=== What the exercise asks ===
Repeat, exactly and in full, the lines of the listing below, but without any pictures.
── Supplied records
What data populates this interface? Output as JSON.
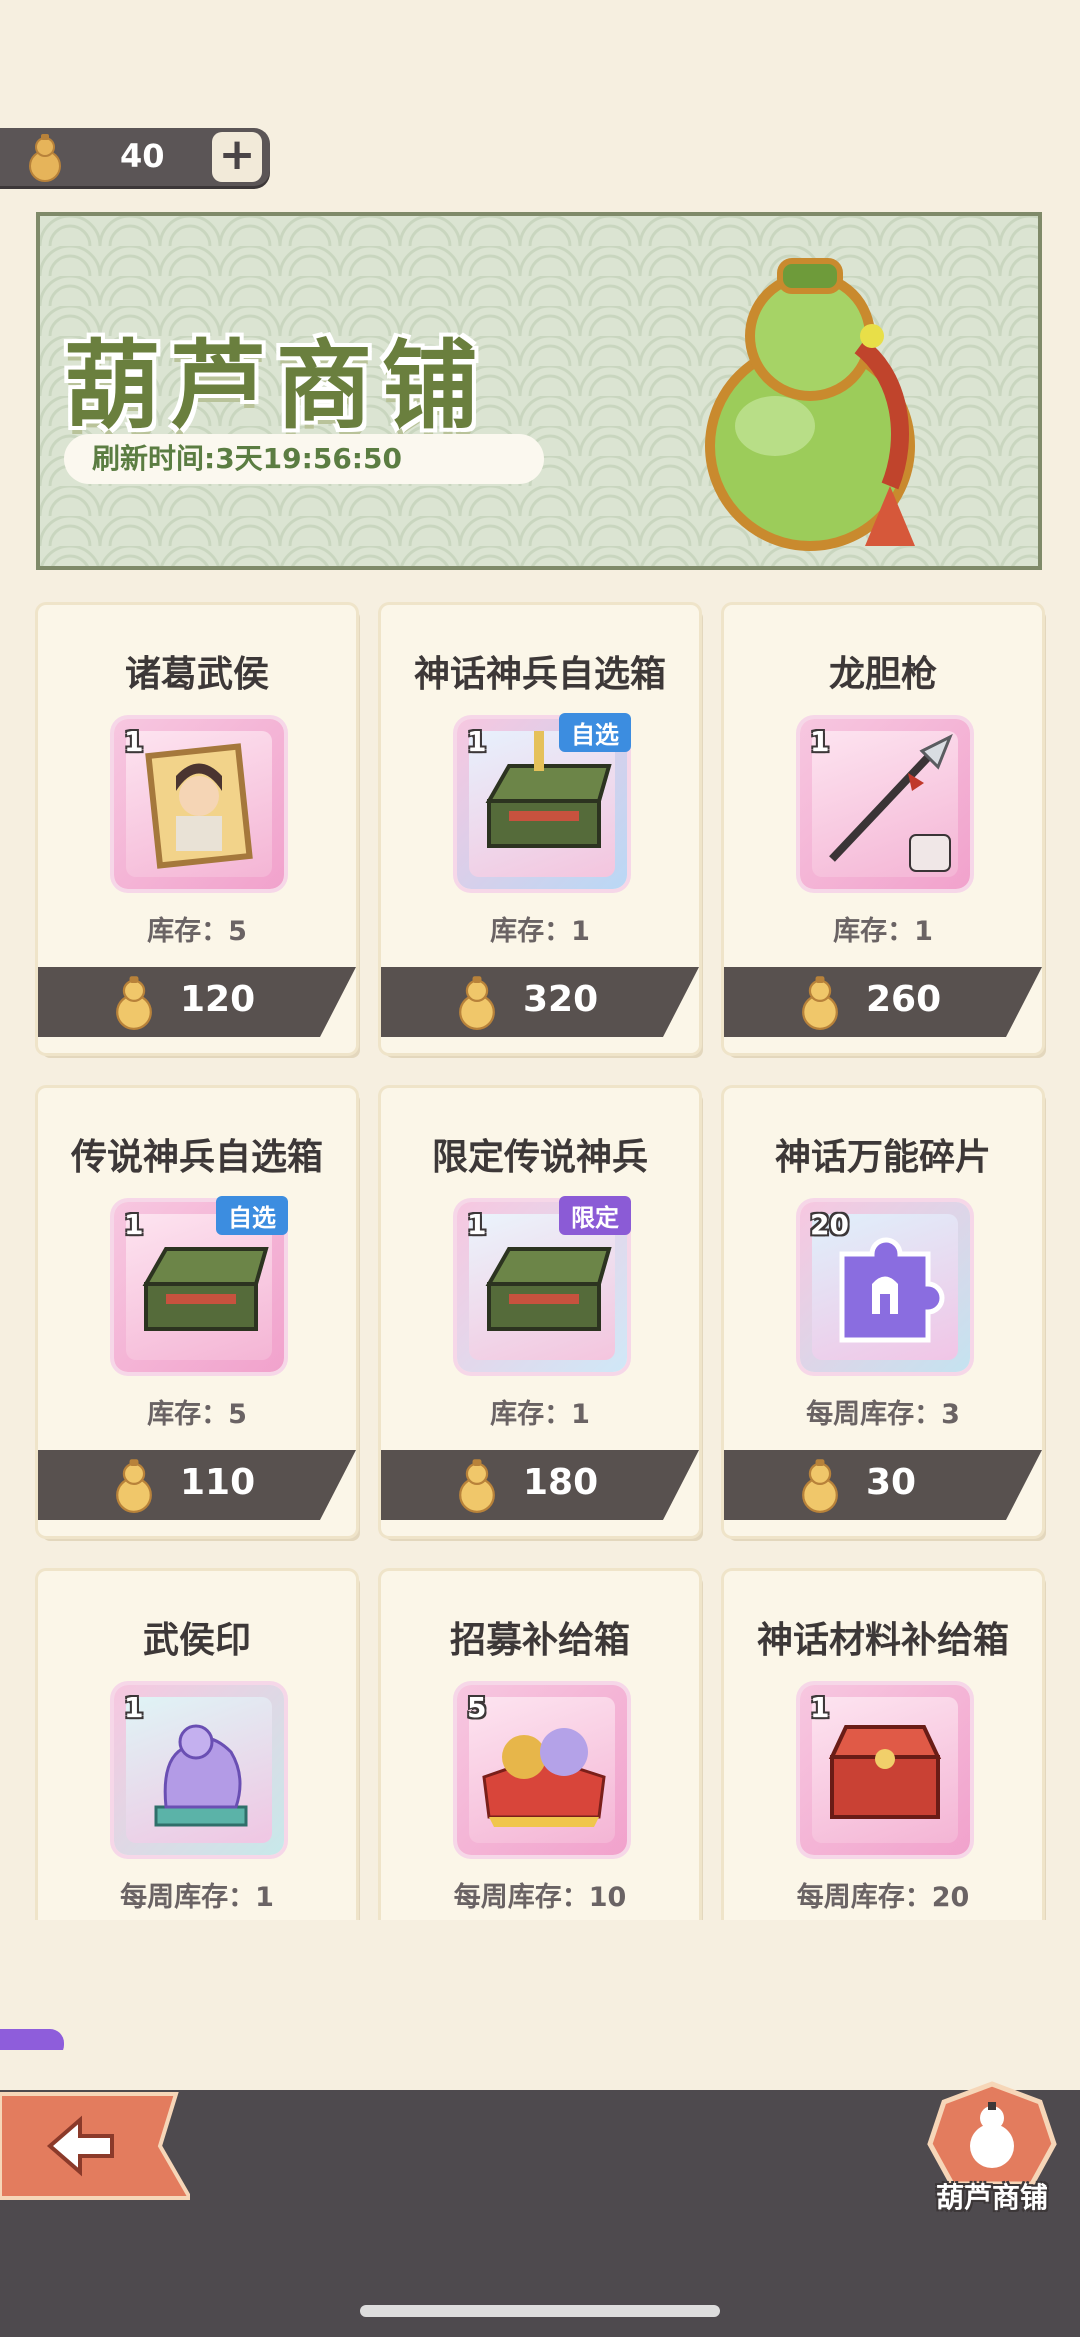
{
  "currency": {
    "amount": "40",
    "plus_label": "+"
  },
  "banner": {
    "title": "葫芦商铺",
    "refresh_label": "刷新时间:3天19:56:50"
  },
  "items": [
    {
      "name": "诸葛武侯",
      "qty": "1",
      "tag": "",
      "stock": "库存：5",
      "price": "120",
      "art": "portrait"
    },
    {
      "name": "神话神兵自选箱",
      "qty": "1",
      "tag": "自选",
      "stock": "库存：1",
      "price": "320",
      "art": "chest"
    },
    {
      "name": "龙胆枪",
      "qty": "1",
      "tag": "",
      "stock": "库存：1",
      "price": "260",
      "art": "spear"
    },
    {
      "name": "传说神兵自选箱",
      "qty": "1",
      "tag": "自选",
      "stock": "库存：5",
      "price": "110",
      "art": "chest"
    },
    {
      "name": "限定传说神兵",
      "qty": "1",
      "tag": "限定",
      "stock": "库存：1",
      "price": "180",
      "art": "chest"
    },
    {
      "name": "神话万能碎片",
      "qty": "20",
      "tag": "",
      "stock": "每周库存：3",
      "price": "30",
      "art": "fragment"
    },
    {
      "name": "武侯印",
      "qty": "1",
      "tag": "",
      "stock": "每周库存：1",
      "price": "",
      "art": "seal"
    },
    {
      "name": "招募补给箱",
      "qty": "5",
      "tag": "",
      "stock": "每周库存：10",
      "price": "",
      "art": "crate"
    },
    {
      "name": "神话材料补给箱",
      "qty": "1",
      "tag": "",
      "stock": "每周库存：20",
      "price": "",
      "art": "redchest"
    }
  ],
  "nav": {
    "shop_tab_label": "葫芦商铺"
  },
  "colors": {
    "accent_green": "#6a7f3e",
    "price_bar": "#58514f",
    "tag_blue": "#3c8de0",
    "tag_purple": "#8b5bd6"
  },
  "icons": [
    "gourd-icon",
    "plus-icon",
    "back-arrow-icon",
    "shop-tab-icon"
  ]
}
────
=== Correct result ===
What data populates this interface? Output as JSON.
{
  "currency": {
    "amount": "40",
    "plus_label": "+"
  },
  "banner": {
    "title": "葫芦商铺",
    "refresh_label": "刷新时间:3天19:56:50"
  },
  "items": [
    {
      "name": "诸葛武侯",
      "qty": "1",
      "tag": "",
      "stock": "库存：5",
      "price": "120",
      "art": "portrait"
    },
    {
      "name": "神话神兵自选箱",
      "qty": "1",
      "tag": "自选",
      "stock": "库存：1",
      "price": "320",
      "art": "chest"
    },
    {
      "name": "龙胆枪",
      "qty": "1",
      "tag": "",
      "stock": "库存：1",
      "price": "260",
      "art": "spear"
    },
    {
      "name": "传说神兵自选箱",
      "qty": "1",
      "tag": "自选",
      "stock": "库存：5",
      "price": "110",
      "art": "chest"
    },
    {
      "name": "限定传说神兵",
      "qty": "1",
      "tag": "限定",
      "stock": "库存：1",
      "price": "180",
      "art": "chest"
    },
    {
      "name": "神话万能碎片",
      "qty": "20",
      "tag": "",
      "stock": "每周库存：3",
      "price": "30",
      "art": "fragment"
    },
    {
      "name": "武侯印",
      "qty": "1",
      "tag": "",
      "stock": "每周库存：1",
      "price": "",
      "art": "seal"
    },
    {
      "name": "招募补给箱",
      "qty": "5",
      "tag": "",
      "stock": "每周库存：10",
      "price": "",
      "art": "crate"
    },
    {
      "name": "神话材料补给箱",
      "qty": "1",
      "tag": "",
      "stock": "每周库存：20",
      "price": "",
      "art": "redchest"
    }
  ],
  "nav": {
    "shop_tab_label": "葫芦商铺"
  },
  "colors": {
    "accent_green": "#6a7f3e",
    "price_bar": "#58514f",
    "tag_blue": "#3c8de0",
    "tag_purple": "#8b5bd6"
  },
  "icons": [
    "gourd-icon",
    "plus-icon",
    "back-arrow-icon",
    "shop-tab-icon"
  ]
}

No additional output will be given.